▸ **Objective**: Reproduce every entry below precisely; do not include the pictures.

[Dataset rows about figures]
[start]
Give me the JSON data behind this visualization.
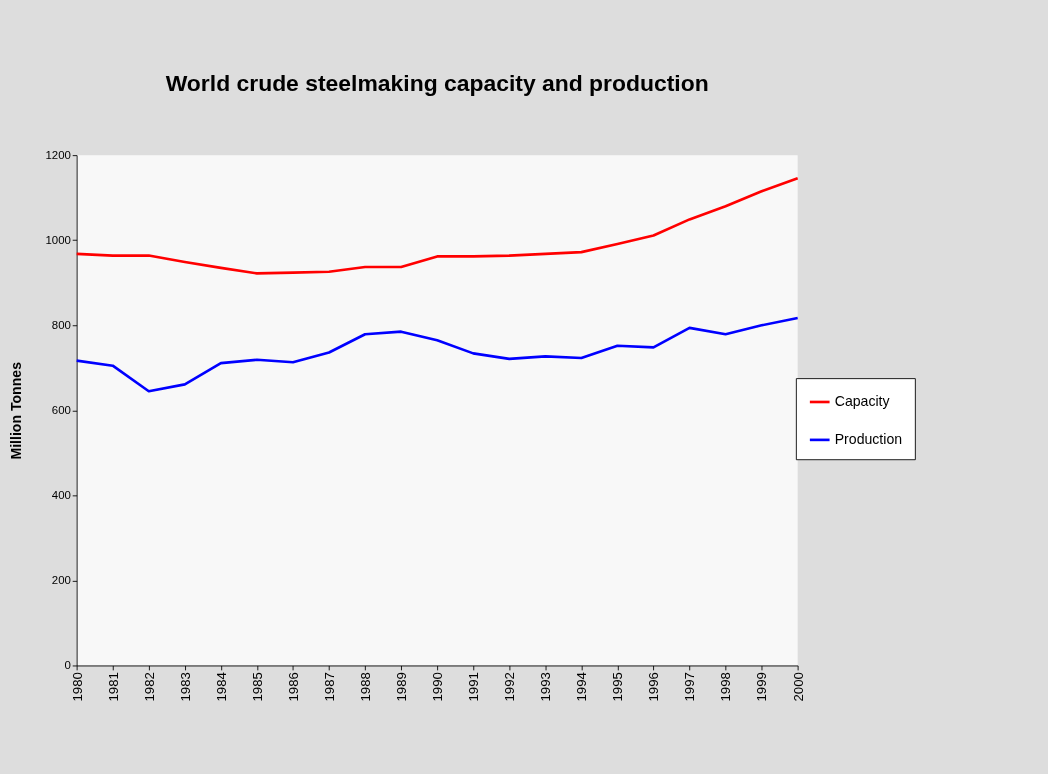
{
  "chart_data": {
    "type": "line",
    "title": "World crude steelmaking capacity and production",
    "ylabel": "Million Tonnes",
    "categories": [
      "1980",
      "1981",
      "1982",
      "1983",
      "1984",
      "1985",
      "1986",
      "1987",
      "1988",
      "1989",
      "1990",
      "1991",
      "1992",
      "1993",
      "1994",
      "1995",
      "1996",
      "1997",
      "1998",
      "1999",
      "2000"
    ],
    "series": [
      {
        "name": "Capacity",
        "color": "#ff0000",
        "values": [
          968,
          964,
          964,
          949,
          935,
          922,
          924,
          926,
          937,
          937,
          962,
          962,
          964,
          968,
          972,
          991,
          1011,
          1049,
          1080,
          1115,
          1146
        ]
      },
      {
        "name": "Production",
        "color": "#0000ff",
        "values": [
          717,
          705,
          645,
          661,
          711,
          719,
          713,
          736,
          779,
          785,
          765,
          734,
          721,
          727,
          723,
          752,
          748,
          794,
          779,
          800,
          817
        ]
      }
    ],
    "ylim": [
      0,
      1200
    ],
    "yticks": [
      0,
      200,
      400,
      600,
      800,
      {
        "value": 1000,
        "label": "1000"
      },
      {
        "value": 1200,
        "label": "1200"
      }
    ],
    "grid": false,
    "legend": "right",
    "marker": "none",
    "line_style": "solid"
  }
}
[end]
▸ **Full response**:
Give me the JSON data behind this visualization.
{
  "chart_data": {
    "type": "line",
    "title": "World crude steelmaking capacity and production",
    "ylabel": "Million Tonnes",
    "categories": [
      "1980",
      "1981",
      "1982",
      "1983",
      "1984",
      "1985",
      "1986",
      "1987",
      "1988",
      "1989",
      "1990",
      "1991",
      "1992",
      "1993",
      "1994",
      "1995",
      "1996",
      "1997",
      "1998",
      "1999",
      "2000"
    ],
    "series": [
      {
        "name": "Capacity",
        "color": "#ff0000",
        "values": [
          968,
          964,
          964,
          949,
          935,
          922,
          924,
          926,
          937,
          937,
          962,
          962,
          964,
          968,
          972,
          991,
          1011,
          1049,
          1080,
          1115,
          1146
        ]
      },
      {
        "name": "Production",
        "color": "#0000ff",
        "values": [
          717,
          705,
          645,
          661,
          711,
          719,
          713,
          736,
          779,
          785,
          765,
          734,
          721,
          727,
          723,
          752,
          748,
          794,
          779,
          800,
          817
        ]
      }
    ],
    "ylim": [
      0,
      1200
    ],
    "yticks": [
      0,
      200,
      400,
      600,
      800,
      {
        "value": 1000,
        "label": "1000"
      },
      {
        "value": 1200,
        "label": "1200"
      }
    ],
    "grid": false,
    "legend": "right",
    "marker": "none",
    "line_style": "solid"
  }
}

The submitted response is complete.